▶ _TEXT TO READ_
= = = =
Preparing for the sneak attack, part 3 of 3

A time to prepare, a time to practice and a time to prevail

Writing this post has been mind-boggling. I don’t really do statistics or anything like that, but these lists had me doing some counting and dropping my jaw.

The lists came first and then came the counting.

You’ll read about three challenges and three things we needed—to prepare, to practice and to prevail. And the post ends with three piles of threes. Hey! This post is part 3 of 3. I didn’t plan any of it ahead of time…. The phrase To God Be the Glory comes to mind, and I do love that old hymn.

Challenge #1: The family reunion
During the family reunion in July, my mother-in-law Delia showed her true, sociopathic colors six times, and my father-in-law Andrew showed his sociopathic colors once (although his demonstration lasted a very long time).
= = = =
▶ _GIVEN ENTRIES_
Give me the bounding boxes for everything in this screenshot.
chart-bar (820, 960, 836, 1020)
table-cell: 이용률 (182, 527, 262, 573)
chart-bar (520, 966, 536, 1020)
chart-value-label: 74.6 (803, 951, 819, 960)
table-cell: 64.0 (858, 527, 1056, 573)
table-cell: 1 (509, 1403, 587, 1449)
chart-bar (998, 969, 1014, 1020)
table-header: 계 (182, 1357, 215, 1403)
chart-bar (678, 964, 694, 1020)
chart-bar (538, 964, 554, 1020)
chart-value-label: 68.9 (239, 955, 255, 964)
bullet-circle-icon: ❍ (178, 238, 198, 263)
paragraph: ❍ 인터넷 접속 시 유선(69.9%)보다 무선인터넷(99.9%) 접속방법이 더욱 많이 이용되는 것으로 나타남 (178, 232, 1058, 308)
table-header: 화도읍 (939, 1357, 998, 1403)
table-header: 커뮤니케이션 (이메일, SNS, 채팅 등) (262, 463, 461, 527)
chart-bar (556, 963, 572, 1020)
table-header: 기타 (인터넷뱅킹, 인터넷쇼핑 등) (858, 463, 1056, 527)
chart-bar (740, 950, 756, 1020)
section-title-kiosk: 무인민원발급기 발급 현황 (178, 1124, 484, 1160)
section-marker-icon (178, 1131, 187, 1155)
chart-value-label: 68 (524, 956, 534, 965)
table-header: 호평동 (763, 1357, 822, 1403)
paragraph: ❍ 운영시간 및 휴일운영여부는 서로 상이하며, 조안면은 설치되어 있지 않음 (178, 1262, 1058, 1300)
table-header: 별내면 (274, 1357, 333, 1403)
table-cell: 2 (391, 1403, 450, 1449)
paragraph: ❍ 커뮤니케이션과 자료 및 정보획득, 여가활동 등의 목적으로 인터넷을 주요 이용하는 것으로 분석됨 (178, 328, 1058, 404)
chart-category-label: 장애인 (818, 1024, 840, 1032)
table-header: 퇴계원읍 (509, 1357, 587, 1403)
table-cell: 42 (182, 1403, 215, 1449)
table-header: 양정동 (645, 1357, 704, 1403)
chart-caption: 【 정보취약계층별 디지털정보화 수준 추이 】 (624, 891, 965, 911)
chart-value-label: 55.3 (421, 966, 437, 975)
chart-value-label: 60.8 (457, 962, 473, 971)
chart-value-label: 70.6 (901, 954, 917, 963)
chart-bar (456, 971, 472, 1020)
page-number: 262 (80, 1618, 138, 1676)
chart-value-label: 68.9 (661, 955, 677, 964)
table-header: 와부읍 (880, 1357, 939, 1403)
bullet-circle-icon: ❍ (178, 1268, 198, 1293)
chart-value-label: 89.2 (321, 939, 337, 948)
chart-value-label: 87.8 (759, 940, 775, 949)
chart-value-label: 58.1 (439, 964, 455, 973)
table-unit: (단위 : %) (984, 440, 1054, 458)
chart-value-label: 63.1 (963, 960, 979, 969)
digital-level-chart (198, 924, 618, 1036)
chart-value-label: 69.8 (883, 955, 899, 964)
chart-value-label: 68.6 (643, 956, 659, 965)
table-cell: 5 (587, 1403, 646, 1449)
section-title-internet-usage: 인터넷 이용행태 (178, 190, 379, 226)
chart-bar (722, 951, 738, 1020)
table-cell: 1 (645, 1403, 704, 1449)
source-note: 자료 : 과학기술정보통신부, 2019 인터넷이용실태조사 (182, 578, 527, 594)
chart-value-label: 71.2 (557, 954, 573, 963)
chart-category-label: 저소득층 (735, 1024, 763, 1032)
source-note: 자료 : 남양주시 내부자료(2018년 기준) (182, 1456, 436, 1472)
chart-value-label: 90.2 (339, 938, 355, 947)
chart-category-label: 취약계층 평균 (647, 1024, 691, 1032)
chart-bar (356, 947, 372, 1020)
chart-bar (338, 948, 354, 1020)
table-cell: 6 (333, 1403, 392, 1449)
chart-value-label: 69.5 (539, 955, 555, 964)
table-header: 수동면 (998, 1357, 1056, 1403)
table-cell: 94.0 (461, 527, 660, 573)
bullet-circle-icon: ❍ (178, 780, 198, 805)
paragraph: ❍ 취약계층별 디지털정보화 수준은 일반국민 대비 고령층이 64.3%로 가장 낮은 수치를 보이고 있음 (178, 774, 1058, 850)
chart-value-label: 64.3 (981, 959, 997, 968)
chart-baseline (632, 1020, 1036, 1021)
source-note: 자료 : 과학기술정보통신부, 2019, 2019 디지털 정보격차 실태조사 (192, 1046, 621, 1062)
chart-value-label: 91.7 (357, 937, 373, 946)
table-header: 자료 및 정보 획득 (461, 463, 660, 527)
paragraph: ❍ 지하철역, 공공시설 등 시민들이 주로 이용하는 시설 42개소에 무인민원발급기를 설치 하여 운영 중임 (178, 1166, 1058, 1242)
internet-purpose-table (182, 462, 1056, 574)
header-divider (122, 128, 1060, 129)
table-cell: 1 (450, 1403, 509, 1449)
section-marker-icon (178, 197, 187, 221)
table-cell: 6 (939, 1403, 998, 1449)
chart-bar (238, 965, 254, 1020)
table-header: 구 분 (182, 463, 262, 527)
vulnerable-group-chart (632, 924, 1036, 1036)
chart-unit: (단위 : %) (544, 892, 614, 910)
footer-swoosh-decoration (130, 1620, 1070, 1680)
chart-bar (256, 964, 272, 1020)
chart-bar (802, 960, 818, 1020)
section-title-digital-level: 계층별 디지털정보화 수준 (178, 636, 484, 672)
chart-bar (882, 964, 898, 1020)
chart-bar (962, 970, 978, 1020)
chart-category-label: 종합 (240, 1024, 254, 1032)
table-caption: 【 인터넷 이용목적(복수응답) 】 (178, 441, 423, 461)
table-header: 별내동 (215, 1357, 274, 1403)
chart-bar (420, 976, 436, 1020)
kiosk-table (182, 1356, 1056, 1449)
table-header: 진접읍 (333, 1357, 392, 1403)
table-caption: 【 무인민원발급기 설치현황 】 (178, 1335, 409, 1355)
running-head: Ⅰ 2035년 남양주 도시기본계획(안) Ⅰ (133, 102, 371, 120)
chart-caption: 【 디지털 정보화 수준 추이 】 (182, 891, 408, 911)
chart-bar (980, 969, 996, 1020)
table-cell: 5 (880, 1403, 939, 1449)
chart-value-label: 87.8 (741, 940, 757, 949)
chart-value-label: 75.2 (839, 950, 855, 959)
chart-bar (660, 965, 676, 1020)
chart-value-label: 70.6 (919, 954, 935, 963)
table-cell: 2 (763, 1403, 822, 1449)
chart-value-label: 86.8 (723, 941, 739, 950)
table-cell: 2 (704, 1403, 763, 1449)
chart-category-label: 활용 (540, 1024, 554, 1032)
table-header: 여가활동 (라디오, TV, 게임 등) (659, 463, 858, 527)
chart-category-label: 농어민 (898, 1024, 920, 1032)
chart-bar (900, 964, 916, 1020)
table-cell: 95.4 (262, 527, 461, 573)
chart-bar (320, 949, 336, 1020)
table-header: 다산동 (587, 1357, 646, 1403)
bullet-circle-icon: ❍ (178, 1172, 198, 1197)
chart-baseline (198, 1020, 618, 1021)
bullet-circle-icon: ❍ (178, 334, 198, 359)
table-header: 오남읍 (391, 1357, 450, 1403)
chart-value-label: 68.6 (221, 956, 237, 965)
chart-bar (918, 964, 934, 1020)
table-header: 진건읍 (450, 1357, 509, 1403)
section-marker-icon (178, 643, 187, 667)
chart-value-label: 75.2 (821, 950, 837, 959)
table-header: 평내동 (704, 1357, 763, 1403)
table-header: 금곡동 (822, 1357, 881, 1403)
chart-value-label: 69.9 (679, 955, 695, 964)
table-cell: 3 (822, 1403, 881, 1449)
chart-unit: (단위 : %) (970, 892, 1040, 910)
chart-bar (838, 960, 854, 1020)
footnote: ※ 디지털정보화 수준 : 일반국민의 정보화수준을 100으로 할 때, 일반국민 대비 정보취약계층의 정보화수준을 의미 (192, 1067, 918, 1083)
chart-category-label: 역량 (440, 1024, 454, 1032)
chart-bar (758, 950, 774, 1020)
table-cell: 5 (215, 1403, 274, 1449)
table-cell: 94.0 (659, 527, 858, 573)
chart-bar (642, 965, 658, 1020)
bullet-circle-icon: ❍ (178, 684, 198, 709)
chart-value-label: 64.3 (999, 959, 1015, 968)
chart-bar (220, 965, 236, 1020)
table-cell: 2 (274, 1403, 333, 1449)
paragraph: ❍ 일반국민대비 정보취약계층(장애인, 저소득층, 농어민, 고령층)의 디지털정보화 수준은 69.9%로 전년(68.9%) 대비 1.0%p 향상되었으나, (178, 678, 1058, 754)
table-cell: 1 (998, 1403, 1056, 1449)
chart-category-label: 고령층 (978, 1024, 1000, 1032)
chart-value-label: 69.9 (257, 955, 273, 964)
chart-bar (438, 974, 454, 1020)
= = = =
▶ _TASK LIST_
1) Present the records as a numbered list, from their first line up to and including the line that contains "bullet-circle-icon: ❍ (178, 238, 198, 263)", with blank lines left out.
2) Carry the post about the family reunion forward from its last sentence.

▶ _EXPECTED RESULTS_
1)
1. Give me the bounding boxes for everything in this screenshot.
2. chart-bar (820, 960, 836, 1020)
3. table-cell: 이용률 (182, 527, 262, 573)
4. chart-bar (520, 966, 536, 1020)
5. chart-value-label: 74.6 (803, 951, 819, 960)
6. table-cell: 64.0 (858, 527, 1056, 573)
7. table-cell: 1 (509, 1403, 587, 1449)
8. chart-bar (998, 969, 1014, 1020)
9. table-header: 계 (182, 1357, 215, 1403)
10. chart-bar (678, 964, 694, 1020)
11. chart-bar (538, 964, 554, 1020)
12. chart-value-label: 68.9 (239, 955, 255, 964)
13. bullet-circle-icon: ❍ (178, 238, 198, 263)

2)
A time to prepare, level 1
The first and most important level of preparation came from The Tearing Down events listed in Preparing for The Sneak Attack, part 1 (the flood, the retreat, the letters to Brandon, etc.). Something very big happened each month from January to June, for six consecutive months. Each event took away something that needed to go, moving us from The Way Things Are to A Better Way. And the Lord provided a new, skillful guide to help us, our counselor Matt.

The Tearing Down impacted our home; the way I view myself; boundaries and expectations in our marriage; our time and transportation; the way Brandon views me; and—interestingly enough—our camper, which would serve as our home-away-from-home at the family reunion. The events in The Tearing Down straightened out our physical environments—at home and away from home, our time, our transportation, and—most importantly—our marriage, which resulted in some very important, positive changes in our parenting.

We changed from A Family Divided—made up of separate individuals—to A Family United—a supportive team.

A time to prepare, level 2
What came just before the family reunion to prepare us for all this bad behavior?
♦ July 5: Truth revealed. Brandon’s parents are both sociopaths. Source: Matt, our counselor.
♦ July 6: Truth expanded on/clarified. I found lists describing the characteristics of sociopaths. Source: a Google search on my phone.
♦ July 7: A dream. Brandon had a dream about breaking out of jail, going home and then to a local restaurant where his friends were, and then peacefully returning to jail when the prison guards showed up to get him. None of the people or places were familiar.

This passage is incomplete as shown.